In the stored entries below, replace every "Forget network" with "Remove network" and reproduce everything else unchanged.

### Stored entries
◇ ◇ ◇ ◇

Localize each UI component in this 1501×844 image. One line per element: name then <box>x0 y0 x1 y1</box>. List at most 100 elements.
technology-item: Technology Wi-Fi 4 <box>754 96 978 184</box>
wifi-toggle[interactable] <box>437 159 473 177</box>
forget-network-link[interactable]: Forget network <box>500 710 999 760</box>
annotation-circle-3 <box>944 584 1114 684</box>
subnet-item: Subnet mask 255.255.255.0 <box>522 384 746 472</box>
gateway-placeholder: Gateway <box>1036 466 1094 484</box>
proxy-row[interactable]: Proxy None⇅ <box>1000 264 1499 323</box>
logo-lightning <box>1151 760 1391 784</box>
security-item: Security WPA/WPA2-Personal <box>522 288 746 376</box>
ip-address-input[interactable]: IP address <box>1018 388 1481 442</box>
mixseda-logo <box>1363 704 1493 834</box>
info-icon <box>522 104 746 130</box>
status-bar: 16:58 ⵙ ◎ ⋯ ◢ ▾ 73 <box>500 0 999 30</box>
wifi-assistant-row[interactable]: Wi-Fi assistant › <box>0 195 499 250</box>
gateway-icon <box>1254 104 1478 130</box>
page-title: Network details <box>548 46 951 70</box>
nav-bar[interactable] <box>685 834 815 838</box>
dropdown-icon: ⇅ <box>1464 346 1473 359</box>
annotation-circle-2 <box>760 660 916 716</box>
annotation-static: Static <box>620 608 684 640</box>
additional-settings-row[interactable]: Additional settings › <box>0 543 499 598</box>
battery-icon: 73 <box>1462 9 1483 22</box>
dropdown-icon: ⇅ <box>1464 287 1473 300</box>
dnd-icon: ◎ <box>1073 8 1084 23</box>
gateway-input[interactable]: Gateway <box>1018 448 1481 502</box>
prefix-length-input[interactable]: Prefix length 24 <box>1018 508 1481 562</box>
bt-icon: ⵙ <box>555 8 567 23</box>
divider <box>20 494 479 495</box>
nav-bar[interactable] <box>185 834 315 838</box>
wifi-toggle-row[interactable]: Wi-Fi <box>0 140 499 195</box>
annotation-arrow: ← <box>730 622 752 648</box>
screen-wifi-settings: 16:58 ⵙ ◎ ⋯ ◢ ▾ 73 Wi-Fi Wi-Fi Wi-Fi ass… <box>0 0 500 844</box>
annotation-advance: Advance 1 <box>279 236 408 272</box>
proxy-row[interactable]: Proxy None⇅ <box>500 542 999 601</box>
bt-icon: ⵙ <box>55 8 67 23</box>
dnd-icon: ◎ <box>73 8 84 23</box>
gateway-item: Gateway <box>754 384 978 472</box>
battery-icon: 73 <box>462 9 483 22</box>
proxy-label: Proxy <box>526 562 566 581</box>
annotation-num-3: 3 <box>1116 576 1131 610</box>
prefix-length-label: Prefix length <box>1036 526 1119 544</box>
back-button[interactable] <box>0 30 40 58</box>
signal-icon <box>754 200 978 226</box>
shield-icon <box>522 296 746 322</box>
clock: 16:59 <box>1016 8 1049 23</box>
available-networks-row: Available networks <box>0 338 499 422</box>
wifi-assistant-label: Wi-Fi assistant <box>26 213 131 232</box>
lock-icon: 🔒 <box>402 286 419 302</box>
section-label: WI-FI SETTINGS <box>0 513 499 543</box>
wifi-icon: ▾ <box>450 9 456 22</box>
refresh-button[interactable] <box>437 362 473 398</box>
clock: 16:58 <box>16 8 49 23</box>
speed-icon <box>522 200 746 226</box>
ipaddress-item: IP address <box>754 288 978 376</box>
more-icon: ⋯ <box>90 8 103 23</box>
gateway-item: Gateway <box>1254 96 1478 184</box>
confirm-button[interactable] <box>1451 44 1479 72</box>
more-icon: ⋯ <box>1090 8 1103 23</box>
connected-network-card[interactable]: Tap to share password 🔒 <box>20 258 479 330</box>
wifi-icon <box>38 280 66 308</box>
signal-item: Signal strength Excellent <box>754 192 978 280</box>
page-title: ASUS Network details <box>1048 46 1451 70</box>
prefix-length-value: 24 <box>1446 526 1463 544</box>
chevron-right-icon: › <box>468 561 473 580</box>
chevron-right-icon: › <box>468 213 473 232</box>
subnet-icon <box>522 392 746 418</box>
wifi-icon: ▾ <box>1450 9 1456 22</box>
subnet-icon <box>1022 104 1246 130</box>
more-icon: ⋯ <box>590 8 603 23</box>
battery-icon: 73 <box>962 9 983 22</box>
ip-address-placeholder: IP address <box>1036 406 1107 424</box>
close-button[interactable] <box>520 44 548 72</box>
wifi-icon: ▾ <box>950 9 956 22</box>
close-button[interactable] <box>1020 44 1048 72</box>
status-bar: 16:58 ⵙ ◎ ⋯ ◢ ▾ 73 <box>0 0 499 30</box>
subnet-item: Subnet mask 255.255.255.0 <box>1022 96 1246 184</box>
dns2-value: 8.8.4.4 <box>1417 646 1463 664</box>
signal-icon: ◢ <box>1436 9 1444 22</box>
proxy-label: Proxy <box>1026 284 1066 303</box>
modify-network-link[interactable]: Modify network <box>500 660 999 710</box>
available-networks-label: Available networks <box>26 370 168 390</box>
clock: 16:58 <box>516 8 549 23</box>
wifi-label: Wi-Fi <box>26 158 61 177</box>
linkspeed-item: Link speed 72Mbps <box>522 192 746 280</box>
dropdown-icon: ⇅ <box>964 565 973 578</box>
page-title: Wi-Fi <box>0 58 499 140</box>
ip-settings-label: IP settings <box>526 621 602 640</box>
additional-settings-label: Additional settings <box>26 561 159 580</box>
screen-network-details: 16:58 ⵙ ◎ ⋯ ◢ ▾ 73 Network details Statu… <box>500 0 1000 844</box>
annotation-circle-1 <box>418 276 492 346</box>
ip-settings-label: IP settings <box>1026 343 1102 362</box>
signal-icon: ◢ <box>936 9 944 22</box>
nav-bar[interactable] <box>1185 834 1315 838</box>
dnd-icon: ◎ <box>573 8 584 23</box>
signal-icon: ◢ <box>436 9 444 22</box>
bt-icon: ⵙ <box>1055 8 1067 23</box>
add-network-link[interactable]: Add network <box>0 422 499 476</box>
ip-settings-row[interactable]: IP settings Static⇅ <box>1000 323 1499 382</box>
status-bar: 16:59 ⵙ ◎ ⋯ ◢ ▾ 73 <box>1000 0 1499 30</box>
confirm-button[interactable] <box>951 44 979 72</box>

◇ ◇ ◇ ◇

### THE OUTPUT
Localize each UI component in this 1501×844 image. One line per element: name then <box>x0 y0 x1 y1</box>. List at most 100 elements.
technology-item: Technology Wi-Fi 4 <box>754 96 978 184</box>
wifi-toggle[interactable] <box>437 159 473 177</box>
forget-network-link[interactable]: Remove network <box>500 710 999 760</box>
annotation-circle-3 <box>944 584 1114 684</box>
subnet-item: Subnet mask 255.255.255.0 <box>522 384 746 472</box>
gateway-placeholder: Gateway <box>1036 466 1094 484</box>
proxy-row[interactable]: Proxy None⇅ <box>1000 264 1499 323</box>
logo-lightning <box>1151 760 1391 784</box>
security-item: Security WPA/WPA2-Personal <box>522 288 746 376</box>
ip-address-input[interactable]: IP address <box>1018 388 1481 442</box>
mixseda-logo <box>1363 704 1493 834</box>
info-icon <box>522 104 746 130</box>
status-bar: 16:58 ⵙ ◎ ⋯ ◢ ▾ 73 <box>500 0 999 30</box>
wifi-assistant-row[interactable]: Wi-Fi assistant › <box>0 195 499 250</box>
gateway-icon <box>1254 104 1478 130</box>
page-title: Network details <box>548 46 951 70</box>
nav-bar[interactable] <box>685 834 815 838</box>
dropdown-icon: ⇅ <box>1464 346 1473 359</box>
annotation-circle-2 <box>760 660 916 716</box>
annotation-static: Static <box>620 608 684 640</box>
additional-settings-row[interactable]: Additional settings › <box>0 543 499 598</box>
battery-icon: 73 <box>1462 9 1483 22</box>
dropdown-icon: ⇅ <box>1464 287 1473 300</box>
dnd-icon: ◎ <box>1073 8 1084 23</box>
gateway-input[interactable]: Gateway <box>1018 448 1481 502</box>
prefix-length-input[interactable]: Prefix length 24 <box>1018 508 1481 562</box>
bt-icon: ⵙ <box>555 8 567 23</box>
divider <box>20 494 479 495</box>
nav-bar[interactable] <box>185 834 315 838</box>
wifi-toggle-row[interactable]: Wi-Fi <box>0 140 499 195</box>
annotation-arrow: ← <box>730 622 752 648</box>
screen-wifi-settings: 16:58 ⵙ ◎ ⋯ ◢ ▾ 73 Wi-Fi Wi-Fi Wi-Fi ass… <box>0 0 500 844</box>
annotation-advance: Advance 1 <box>279 236 408 272</box>
proxy-row[interactable]: Proxy None⇅ <box>500 542 999 601</box>
bt-icon: ⵙ <box>55 8 67 23</box>
dnd-icon: ◎ <box>73 8 84 23</box>
gateway-item: Gateway <box>754 384 978 472</box>
battery-icon: 73 <box>462 9 483 22</box>
proxy-label: Proxy <box>526 562 566 581</box>
annotation-num-3: 3 <box>1116 576 1131 610</box>
prefix-length-label: Prefix length <box>1036 526 1119 544</box>
back-button[interactable] <box>0 30 40 58</box>
signal-icon <box>754 200 978 226</box>
shield-icon <box>522 296 746 322</box>
clock: 16:59 <box>1016 8 1049 23</box>
available-networks-row: Available networks <box>0 338 499 422</box>
wifi-assistant-label: Wi-Fi assistant <box>26 213 131 232</box>
lock-icon: 🔒 <box>402 286 419 302</box>
section-label: WI-FI SETTINGS <box>0 513 499 543</box>
wifi-icon: ▾ <box>450 9 456 22</box>
refresh-button[interactable] <box>437 362 473 398</box>
clock: 16:58 <box>16 8 49 23</box>
speed-icon <box>522 200 746 226</box>
ipaddress-item: IP address <box>754 288 978 376</box>
more-icon: ⋯ <box>90 8 103 23</box>
gateway-item: Gateway <box>1254 96 1478 184</box>
confirm-button[interactable] <box>1451 44 1479 72</box>
more-icon: ⋯ <box>1090 8 1103 23</box>
connected-network-card[interactable]: Tap to share password 🔒 <box>20 258 479 330</box>
wifi-icon <box>38 280 66 308</box>
signal-item: Signal strength Excellent <box>754 192 978 280</box>
page-title: ASUS Network details <box>1048 46 1451 70</box>
prefix-length-value: 24 <box>1446 526 1463 544</box>
chevron-right-icon: › <box>468 561 473 580</box>
chevron-right-icon: › <box>468 213 473 232</box>
subnet-icon <box>522 392 746 418</box>
wifi-icon: ▾ <box>1450 9 1456 22</box>
subnet-icon <box>1022 104 1246 130</box>
more-icon: ⋯ <box>590 8 603 23</box>
battery-icon: 73 <box>962 9 983 22</box>
ip-address-placeholder: IP address <box>1036 406 1107 424</box>
close-button[interactable] <box>520 44 548 72</box>
wifi-icon: ▾ <box>950 9 956 22</box>
close-button[interactable] <box>1020 44 1048 72</box>
status-bar: 16:58 ⵙ ◎ ⋯ ◢ ▾ 73 <box>0 0 499 30</box>
subnet-item: Subnet mask 255.255.255.0 <box>1022 96 1246 184</box>
dns2-value: 8.8.4.4 <box>1417 646 1463 664</box>
signal-icon: ◢ <box>1436 9 1444 22</box>
proxy-label: Proxy <box>1026 284 1066 303</box>
modify-network-link[interactable]: Modify network <box>500 660 999 710</box>
available-networks-label: Available networks <box>26 370 168 390</box>
clock: 16:58 <box>516 8 549 23</box>
wifi-label: Wi-Fi <box>26 158 61 177</box>
linkspeed-item: Link speed 72Mbps <box>522 192 746 280</box>
dropdown-icon: ⇅ <box>964 565 973 578</box>
page-title: Wi-Fi <box>0 58 499 140</box>
ip-settings-label: IP settings <box>526 621 602 640</box>
additional-settings-label: Additional settings <box>26 561 159 580</box>
screen-network-details: 16:58 ⵙ ◎ ⋯ ◢ ▾ 73 Network details Statu… <box>500 0 1000 844</box>
annotation-circle-1 <box>418 276 492 346</box>
ip-settings-label: IP settings <box>1026 343 1102 362</box>
signal-icon: ◢ <box>936 9 944 22</box>
nav-bar[interactable] <box>1185 834 1315 838</box>
dnd-icon: ◎ <box>573 8 584 23</box>
signal-icon: ◢ <box>436 9 444 22</box>
bt-icon: ⵙ <box>1055 8 1067 23</box>
add-network-link[interactable]: Add network <box>0 422 499 476</box>
ip-settings-row[interactable]: IP settings Static⇅ <box>1000 323 1499 382</box>
status-bar: 16:59 ⵙ ◎ ⋯ ◢ ▾ 73 <box>1000 0 1499 30</box>
confirm-button[interactable] <box>951 44 979 72</box>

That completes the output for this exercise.